**** Provided material ****

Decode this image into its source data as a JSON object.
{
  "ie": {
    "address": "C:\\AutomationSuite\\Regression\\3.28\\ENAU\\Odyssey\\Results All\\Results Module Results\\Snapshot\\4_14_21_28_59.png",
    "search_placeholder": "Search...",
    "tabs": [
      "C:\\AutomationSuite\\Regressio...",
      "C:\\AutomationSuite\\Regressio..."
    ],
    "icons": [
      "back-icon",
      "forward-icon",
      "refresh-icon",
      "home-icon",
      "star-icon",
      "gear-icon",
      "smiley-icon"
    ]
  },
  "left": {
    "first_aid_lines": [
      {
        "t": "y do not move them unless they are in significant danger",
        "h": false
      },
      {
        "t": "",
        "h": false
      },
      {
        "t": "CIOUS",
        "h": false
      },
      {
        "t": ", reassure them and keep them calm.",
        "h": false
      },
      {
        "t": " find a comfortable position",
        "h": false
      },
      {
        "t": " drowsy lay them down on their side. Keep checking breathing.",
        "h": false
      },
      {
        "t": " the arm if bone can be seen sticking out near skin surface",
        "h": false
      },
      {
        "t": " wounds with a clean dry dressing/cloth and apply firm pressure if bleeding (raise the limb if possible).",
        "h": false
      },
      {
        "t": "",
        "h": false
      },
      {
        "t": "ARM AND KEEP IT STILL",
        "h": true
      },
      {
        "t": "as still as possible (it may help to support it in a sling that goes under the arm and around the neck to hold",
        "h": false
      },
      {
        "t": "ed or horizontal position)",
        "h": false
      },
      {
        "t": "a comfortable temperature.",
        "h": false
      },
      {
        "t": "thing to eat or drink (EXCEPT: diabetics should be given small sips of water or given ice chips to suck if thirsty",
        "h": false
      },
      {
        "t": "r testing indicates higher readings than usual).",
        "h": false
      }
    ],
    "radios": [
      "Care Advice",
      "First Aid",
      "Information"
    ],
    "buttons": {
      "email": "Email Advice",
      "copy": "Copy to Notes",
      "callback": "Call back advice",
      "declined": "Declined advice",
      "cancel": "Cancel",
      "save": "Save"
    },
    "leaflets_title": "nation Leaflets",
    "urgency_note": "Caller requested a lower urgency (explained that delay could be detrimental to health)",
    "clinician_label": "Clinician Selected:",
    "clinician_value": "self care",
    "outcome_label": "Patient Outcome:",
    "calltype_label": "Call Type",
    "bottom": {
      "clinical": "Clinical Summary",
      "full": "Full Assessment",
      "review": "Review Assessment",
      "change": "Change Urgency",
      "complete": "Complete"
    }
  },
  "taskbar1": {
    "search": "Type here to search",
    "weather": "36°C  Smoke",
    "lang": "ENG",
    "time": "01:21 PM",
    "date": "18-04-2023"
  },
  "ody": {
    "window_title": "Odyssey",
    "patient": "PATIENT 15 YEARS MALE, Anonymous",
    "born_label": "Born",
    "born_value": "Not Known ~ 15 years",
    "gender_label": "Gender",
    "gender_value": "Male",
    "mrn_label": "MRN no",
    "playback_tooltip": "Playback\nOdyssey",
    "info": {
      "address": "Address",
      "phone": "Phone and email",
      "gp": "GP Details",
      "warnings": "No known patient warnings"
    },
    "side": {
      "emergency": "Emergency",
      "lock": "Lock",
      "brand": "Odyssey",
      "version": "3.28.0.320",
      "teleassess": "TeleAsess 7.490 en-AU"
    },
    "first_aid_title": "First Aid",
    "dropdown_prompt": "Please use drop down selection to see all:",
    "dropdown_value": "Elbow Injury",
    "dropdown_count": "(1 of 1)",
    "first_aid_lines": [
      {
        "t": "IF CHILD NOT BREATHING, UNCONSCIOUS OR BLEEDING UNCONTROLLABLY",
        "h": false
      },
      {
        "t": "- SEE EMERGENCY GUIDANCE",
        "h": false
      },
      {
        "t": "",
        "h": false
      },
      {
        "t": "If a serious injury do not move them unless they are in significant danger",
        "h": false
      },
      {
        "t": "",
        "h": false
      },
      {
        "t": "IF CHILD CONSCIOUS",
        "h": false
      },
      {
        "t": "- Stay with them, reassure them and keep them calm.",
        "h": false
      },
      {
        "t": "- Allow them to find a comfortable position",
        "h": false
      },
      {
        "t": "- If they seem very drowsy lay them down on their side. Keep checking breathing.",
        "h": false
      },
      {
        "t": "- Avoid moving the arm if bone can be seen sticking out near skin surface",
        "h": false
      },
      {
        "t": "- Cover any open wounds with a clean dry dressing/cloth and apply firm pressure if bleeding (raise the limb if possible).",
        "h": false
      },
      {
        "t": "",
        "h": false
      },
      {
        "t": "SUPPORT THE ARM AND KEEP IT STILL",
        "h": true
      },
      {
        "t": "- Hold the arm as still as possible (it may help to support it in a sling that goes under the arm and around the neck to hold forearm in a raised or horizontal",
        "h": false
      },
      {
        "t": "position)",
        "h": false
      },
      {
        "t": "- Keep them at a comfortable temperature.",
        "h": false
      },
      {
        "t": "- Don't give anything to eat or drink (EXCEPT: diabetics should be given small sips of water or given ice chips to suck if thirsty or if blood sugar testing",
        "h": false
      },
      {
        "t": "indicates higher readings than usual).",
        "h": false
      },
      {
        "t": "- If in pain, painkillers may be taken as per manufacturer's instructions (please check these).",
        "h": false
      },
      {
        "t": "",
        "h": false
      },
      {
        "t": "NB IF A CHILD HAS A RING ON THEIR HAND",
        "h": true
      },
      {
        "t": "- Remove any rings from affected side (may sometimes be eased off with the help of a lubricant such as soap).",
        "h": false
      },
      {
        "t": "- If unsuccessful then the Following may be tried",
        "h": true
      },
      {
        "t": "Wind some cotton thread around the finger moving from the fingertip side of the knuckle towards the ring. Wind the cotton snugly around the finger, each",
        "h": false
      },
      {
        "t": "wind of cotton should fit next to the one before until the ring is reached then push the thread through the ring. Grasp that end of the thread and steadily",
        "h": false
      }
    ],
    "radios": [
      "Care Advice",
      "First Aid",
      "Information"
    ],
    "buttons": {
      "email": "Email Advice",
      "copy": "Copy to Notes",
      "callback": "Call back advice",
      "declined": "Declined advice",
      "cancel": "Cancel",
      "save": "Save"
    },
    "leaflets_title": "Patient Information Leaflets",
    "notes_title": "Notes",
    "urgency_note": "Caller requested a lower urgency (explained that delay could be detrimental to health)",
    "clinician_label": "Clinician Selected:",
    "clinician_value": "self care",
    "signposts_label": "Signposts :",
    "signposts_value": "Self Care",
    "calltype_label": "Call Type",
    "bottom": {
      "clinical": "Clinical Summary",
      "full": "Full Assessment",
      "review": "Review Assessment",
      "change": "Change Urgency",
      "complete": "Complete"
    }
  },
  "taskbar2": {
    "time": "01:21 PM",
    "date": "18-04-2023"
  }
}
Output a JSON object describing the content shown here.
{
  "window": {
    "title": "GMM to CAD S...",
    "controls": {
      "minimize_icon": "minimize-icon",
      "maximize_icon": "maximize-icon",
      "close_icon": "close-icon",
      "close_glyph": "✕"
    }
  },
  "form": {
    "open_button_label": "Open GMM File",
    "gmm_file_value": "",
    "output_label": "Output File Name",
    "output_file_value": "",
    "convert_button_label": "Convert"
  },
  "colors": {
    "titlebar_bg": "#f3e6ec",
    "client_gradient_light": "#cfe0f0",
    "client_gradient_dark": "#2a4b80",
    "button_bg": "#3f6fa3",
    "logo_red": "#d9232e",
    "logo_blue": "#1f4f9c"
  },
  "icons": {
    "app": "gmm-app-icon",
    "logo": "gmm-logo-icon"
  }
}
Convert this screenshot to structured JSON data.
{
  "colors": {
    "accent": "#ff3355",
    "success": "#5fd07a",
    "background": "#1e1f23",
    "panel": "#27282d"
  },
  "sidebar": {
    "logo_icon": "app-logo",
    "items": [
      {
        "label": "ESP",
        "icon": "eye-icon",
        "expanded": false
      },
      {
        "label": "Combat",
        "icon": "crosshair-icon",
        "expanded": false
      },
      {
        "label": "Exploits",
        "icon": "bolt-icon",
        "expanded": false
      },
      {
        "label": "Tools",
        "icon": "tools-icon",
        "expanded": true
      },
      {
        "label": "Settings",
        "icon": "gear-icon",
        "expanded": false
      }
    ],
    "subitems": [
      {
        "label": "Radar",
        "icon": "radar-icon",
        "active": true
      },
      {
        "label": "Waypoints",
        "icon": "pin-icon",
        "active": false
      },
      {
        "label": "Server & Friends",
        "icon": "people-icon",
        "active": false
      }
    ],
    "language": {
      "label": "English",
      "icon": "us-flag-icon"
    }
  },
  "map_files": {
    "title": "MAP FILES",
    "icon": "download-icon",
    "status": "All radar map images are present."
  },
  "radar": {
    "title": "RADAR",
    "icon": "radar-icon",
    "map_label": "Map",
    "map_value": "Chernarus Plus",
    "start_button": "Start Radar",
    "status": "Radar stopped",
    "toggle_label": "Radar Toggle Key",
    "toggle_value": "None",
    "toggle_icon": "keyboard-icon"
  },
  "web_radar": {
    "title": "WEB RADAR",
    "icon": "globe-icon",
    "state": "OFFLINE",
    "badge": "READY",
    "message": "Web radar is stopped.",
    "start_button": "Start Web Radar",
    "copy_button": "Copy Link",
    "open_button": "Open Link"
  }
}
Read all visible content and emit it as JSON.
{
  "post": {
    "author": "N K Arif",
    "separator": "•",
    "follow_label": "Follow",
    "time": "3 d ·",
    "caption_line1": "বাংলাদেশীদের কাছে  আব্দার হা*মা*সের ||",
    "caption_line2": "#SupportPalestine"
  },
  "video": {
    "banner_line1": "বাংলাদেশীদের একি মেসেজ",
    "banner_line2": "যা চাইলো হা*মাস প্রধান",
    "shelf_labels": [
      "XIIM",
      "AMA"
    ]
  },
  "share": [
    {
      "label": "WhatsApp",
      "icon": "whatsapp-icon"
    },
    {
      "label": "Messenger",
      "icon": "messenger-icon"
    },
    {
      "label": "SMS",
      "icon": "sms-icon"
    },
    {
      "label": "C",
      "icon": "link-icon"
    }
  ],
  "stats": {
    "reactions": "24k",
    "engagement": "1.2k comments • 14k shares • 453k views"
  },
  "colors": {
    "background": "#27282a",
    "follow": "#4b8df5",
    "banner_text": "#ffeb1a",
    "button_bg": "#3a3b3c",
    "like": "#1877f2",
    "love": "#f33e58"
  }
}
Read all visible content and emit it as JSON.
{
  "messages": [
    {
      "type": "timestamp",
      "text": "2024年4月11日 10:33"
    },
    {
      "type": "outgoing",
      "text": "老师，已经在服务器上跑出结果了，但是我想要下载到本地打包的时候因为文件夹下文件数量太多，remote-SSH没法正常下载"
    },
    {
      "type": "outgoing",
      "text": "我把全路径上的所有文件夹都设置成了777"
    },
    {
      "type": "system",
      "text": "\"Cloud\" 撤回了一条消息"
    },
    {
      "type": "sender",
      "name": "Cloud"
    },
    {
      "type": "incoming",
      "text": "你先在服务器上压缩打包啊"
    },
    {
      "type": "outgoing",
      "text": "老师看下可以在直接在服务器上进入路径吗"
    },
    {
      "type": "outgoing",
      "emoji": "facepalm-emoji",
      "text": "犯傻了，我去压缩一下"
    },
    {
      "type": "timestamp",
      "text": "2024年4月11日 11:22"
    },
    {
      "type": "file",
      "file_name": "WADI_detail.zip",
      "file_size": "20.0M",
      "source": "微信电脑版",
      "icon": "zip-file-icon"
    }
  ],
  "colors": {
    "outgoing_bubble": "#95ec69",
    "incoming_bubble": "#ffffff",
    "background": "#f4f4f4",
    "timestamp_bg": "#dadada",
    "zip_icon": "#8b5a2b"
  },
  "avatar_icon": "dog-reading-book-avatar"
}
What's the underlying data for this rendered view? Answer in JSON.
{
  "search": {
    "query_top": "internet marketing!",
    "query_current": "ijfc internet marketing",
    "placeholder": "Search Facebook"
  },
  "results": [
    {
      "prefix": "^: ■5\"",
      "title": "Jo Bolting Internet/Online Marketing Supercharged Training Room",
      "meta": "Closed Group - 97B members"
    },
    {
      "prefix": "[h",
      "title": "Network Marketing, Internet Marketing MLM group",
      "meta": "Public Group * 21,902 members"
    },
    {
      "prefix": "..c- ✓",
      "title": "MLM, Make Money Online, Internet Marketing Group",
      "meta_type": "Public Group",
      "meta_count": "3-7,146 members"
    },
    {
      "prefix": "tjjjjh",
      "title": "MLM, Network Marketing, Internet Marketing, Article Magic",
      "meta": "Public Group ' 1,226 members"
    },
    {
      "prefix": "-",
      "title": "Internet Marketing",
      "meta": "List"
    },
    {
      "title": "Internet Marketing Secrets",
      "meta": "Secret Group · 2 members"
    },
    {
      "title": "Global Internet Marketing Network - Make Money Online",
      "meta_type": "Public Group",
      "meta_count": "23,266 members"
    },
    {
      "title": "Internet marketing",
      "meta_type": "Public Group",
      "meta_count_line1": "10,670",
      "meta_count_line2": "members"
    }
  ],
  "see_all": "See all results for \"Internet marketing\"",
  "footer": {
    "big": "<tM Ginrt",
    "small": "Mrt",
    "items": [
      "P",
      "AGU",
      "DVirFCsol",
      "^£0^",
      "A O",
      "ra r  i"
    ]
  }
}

****

- _Problem to solve_:
Each line that holds the word "firm" is to be copied.

- _Answer in full_:
        "t": " wounds with a clean dry dressing/cloth and apply firm pressure if bleeding (raise the limb if possible).",
        "t": "- Cover any open wounds with a clean dry dressing/cloth and apply firm pressure if bleeding (raise the limb if possible).",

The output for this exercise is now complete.